# WHAT THE EXERCISE ASKS
Look through the listing for the word "برای". Copy each line that has it.

# STORED ROWS
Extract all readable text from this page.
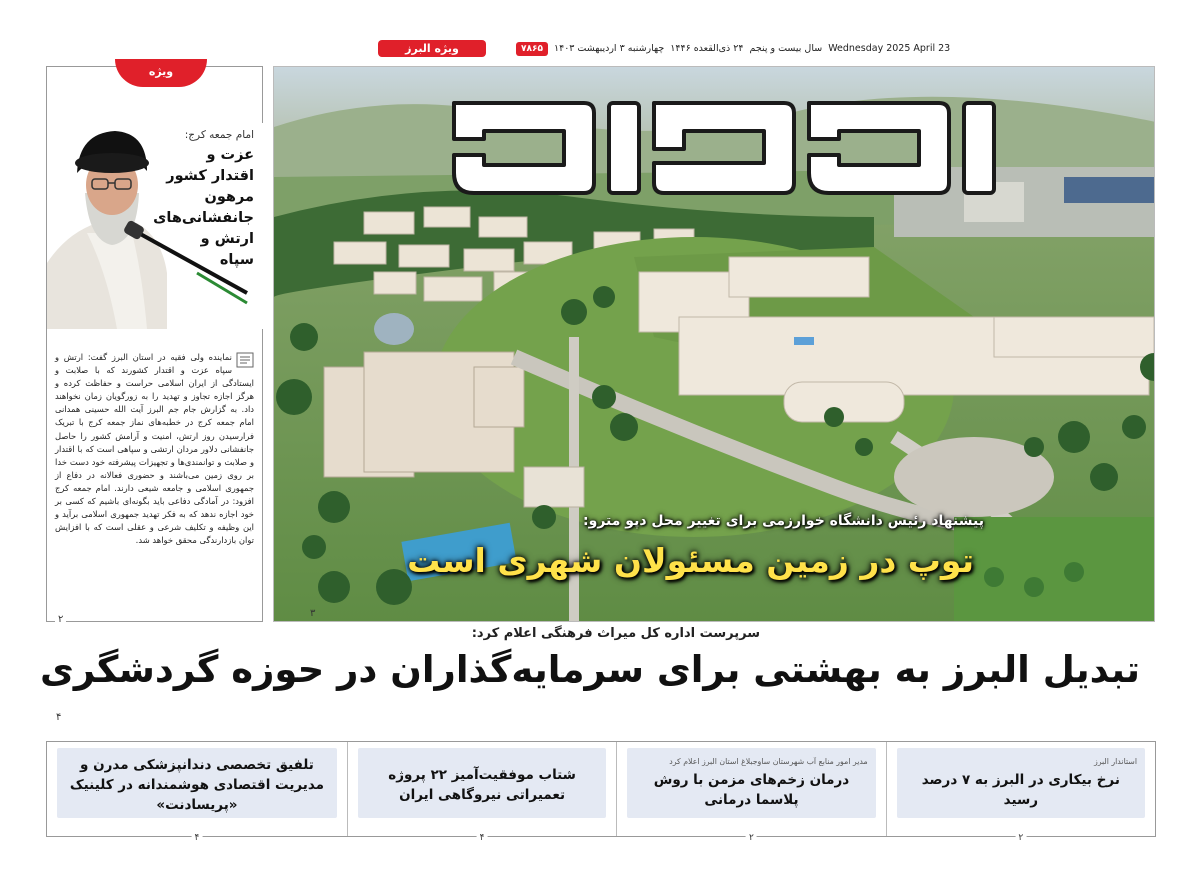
ویژه البرز	۷۸۶۵	چهارشنبه ۳ اردیبهشت ۱۴۰۳ ۲۴ ذی‌القعده ۱۴۴۶ سال بیست و پنجم Wednesday 2025 April 23
پیشنهاد رئیس دانشگاه خوارزمی برای تغییر محل دپو مترو:
توپ در زمین مسئولان شهری است
۳
ویژه
امام جمعه کرج:
عزت و اقتدار کشور مرهون جانفشانی‌های ارتش و سپاه
نماینده ولی فقیه در استان البرز گفت: ارتش و سپاه عزت و اقتدار کشورند که با صلابت و ایستادگی از ایران اسلامی حراست و حفاظت کرده و هرگز اجازه تجاوز و تهدید را به زورگویان زمان نخواهند داد. به گزارش جام جم البرز آیت الله حسینی همدانی امام جمعه کرج در خطبه‌های نماز جمعه کرج با تبریک فرارسیدن روز ارتش، امنیت و آرامش کشور را حاصل جانفشانی دلاور مردان ارتشی و سپاهی است که با اقتدار و صلابت و توانمندی‌ها و تجهیزات پیشرفته خود دست خدا بر روی زمین می‌باشند و حضوری فعالانه در دفاع از جمهوری اسلامی و جامعه شیعی دارند. امام جمعه کرج افزود: در آمادگی دفاعی باید بگونه‌ای باشیم که کسی بر خود اجازه ندهد که به فکر تهدید جمهوری اسلامی برآید و این وظیفه و تکلیف شرعی و عقلی است که با افزایش توان بازدارندگی محقق خواهد شد.
۲
سرپرست اداره کل میراث فرهنگی اعلام کرد:
تبدیل البرز به بهشتی برای سرمایه‌گذاران در حوزه گردشگری
۴
استاندار البرز
نرخ بیکاری در البرز به ۷ درصد رسید
۲
مدیر امور منابع آب شهرستان ساوجبلاغ استان البرز اعلام کرد
درمان زخم‌های مزمن با روش پلاسما درمانی
۲
شتاب موفقیت‌آمیز ۲۲ پروژه تعمیراتی نیروگاهی ایران
۴
تلفیق تخصصی دندانپزشکی مدرن و مدیریت اقتصادی هوشمندانه در کلینیک «پریسادنت»
۴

# RESULT OF THIS EXERCISE
پیشنهاد رئیس دانشگاه خوارزمی برای تغییر محل دپو مترو:
تبدیل البرز به بهشتی برای سرمایه‌گذاران در حوزه گردشگری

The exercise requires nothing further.